Task details: What you return should match every record exactly, with the images removed.

Data excerpts
◆ ◆ ◆ ◆

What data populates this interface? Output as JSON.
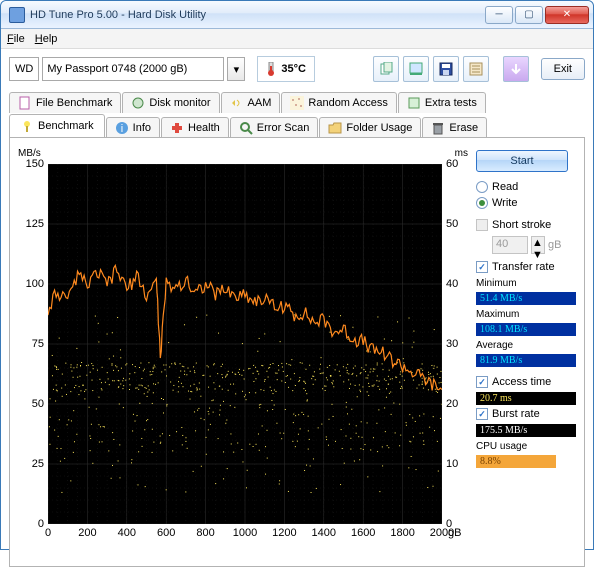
{
  "window": {
    "title": "HD Tune Pro 5.00 - Hard Disk Utility"
  },
  "menu": {
    "file": "File",
    "help": "Help"
  },
  "drive": {
    "prefix": "WD",
    "name": "My Passport 0748 (2000 gB)"
  },
  "temp": {
    "value": "35°C"
  },
  "exit": "Exit",
  "tabs_row1": [
    "File Benchmark",
    "Disk monitor",
    "AAM",
    "Random Access",
    "Extra tests"
  ],
  "tabs_row2": [
    "Benchmark",
    "Info",
    "Health",
    "Error Scan",
    "Folder Usage",
    "Erase"
  ],
  "chart": {
    "y1_unit": "MB/s",
    "y2_unit": "ms",
    "x_unit": "gB"
  },
  "chart_data": {
    "type": "line+scatter",
    "title": "",
    "xlabel": "gB",
    "ylabel_left": "MB/s",
    "ylabel_right": "ms",
    "x_range": [
      0,
      2000
    ],
    "y_left_range": [
      0,
      150
    ],
    "y_right_range": [
      0,
      60
    ],
    "x_ticks": [
      0,
      200,
      400,
      600,
      800,
      1000,
      1200,
      1400,
      1600,
      1800,
      2000
    ],
    "y_left_ticks": [
      0,
      25,
      50,
      75,
      100,
      125,
      150
    ],
    "y_right_ticks": [
      0,
      10,
      20,
      30,
      40,
      50,
      60
    ],
    "series": [
      {
        "name": "Transfer rate (write)",
        "axis": "left",
        "color": "#ff8a1f",
        "x": [
          0,
          50,
          100,
          150,
          200,
          250,
          300,
          350,
          400,
          450,
          500,
          550,
          570,
          600,
          650,
          700,
          750,
          800,
          850,
          900,
          950,
          1000,
          1050,
          1100,
          1150,
          1200,
          1250,
          1300,
          1350,
          1400,
          1450,
          1500,
          1550,
          1600,
          1650,
          1700,
          1750,
          1800,
          1850,
          1900,
          1950,
          2000
        ],
        "y": [
          90,
          97,
          92,
          104,
          99,
          105,
          100,
          106,
          98,
          103,
          95,
          102,
          70,
          100,
          99,
          101,
          97,
          100,
          96,
          98,
          95,
          96,
          93,
          94,
          90,
          91,
          87,
          88,
          84,
          85,
          80,
          81,
          77,
          76,
          72,
          72,
          68,
          66,
          63,
          61,
          58,
          56
        ]
      },
      {
        "name": "Access time",
        "axis": "right",
        "type": "scatter",
        "color": "#fbe55b",
        "note": "dense random dots; statistics av=20.7ms; band mainly 12-30ms across full x range with cluster ~22-26ms"
      }
    ]
  },
  "panel": {
    "start": "Start",
    "read": "Read",
    "write": "Write",
    "shortstroke": "Short stroke",
    "shortstroke_val": "40",
    "shortstroke_unit": "gB",
    "transfer": "Transfer rate",
    "min_lbl": "Minimum",
    "min_val": "51.4 MB/s",
    "max_lbl": "Maximum",
    "max_val": "108.1 MB/s",
    "avg_lbl": "Average",
    "avg_val": "81.9 MB/s",
    "access": "Access time",
    "access_val": "20.7 ms",
    "burst": "Burst rate",
    "burst_val": "175.5 MB/s",
    "cpu": "CPU usage",
    "cpu_val": "8.8%"
  }
}
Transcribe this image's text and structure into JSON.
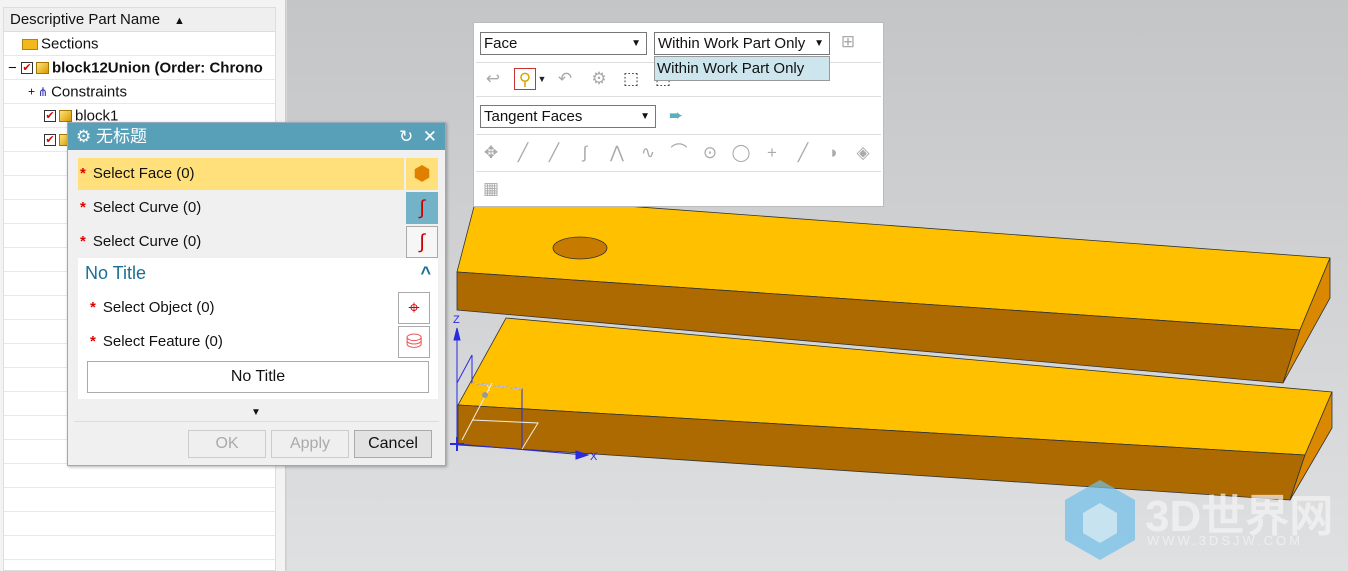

◆ ◆ ◆ ◆

Correct response:
What data populates this interface? Output as JSON.
{
  "window": {
    "title": "HD Tune Pro 5.00 - Hard Disk Utility"
  },
  "menu": {
    "file": "File",
    "help": "Help"
  },
  "drive": {
    "prefix": "WD",
    "name": "My Passport 0748 (2000 gB)"
  },
  "temp": {
    "value": "35°C"
  },
  "exit": "Exit",
  "tabs_row1": [
    "File Benchmark",
    "Disk monitor",
    "AAM",
    "Random Access",
    "Extra tests"
  ],
  "tabs_row2": [
    "Benchmark",
    "Info",
    "Health",
    "Error Scan",
    "Folder Usage",
    "Erase"
  ],
  "chart": {
    "y1_unit": "MB/s",
    "y2_unit": "ms",
    "x_unit": "gB"
  },
  "chart_data": {
    "type": "line+scatter",
    "title": "",
    "xlabel": "gB",
    "ylabel_left": "MB/s",
    "ylabel_right": "ms",
    "x_range": [
      0,
      2000
    ],
    "y_left_range": [
      0,
      150
    ],
    "y_right_range": [
      0,
      60
    ],
    "x_ticks": [
      0,
      200,
      400,
      600,
      800,
      1000,
      1200,
      1400,
      1600,
      1800,
      2000
    ],
    "y_left_ticks": [
      0,
      25,
      50,
      75,
      100,
      125,
      150
    ],
    "y_right_ticks": [
      0,
      10,
      20,
      30,
      40,
      50,
      60
    ],
    "series": [
      {
        "name": "Transfer rate (write)",
        "axis": "left",
        "color": "#ff8a1f",
        "x": [
          0,
          50,
          100,
          150,
          200,
          250,
          300,
          350,
          400,
          450,
          500,
          550,
          570,
          600,
          650,
          700,
          750,
          800,
          850,
          900,
          950,
          1000,
          1050,
          1100,
          1150,
          1200,
          1250,
          1300,
          1350,
          1400,
          1450,
          1500,
          1550,
          1600,
          1650,
          1700,
          1750,
          1800,
          1850,
          1900,
          1950,
          2000
        ],
        "y": [
          90,
          97,
          92,
          104,
          99,
          105,
          100,
          106,
          98,
          103,
          95,
          102,
          70,
          100,
          99,
          101,
          97,
          100,
          96,
          98,
          95,
          96,
          93,
          94,
          90,
          91,
          87,
          88,
          84,
          85,
          80,
          81,
          77,
          76,
          72,
          72,
          68,
          66,
          63,
          61,
          58,
          56
        ]
      },
      {
        "name": "Access time",
        "axis": "right",
        "type": "scatter",
        "color": "#fbe55b",
        "note": "dense random dots; statistics av=20.7ms; band mainly 12-30ms across full x range with cluster ~22-26ms"
      }
    ]
  },
  "panel": {
    "start": "Start",
    "read": "Read",
    "write": "Write",
    "shortstroke": "Short stroke",
    "shortstroke_val": "40",
    "shortstroke_unit": "gB",
    "transfer": "Transfer rate",
    "min_lbl": "Minimum",
    "min_val": "51.4 MB/s",
    "max_lbl": "Maximum",
    "max_val": "108.1 MB/s",
    "avg_lbl": "Average",
    "avg_val": "81.9 MB/s",
    "access": "Access time",
    "access_val": "20.7 ms",
    "burst": "Burst rate",
    "burst_val": "175.5 MB/s",
    "cpu": "CPU usage",
    "cpu_val": "8.8%"
  }
}
Transcribe this image's text and structure into JSON.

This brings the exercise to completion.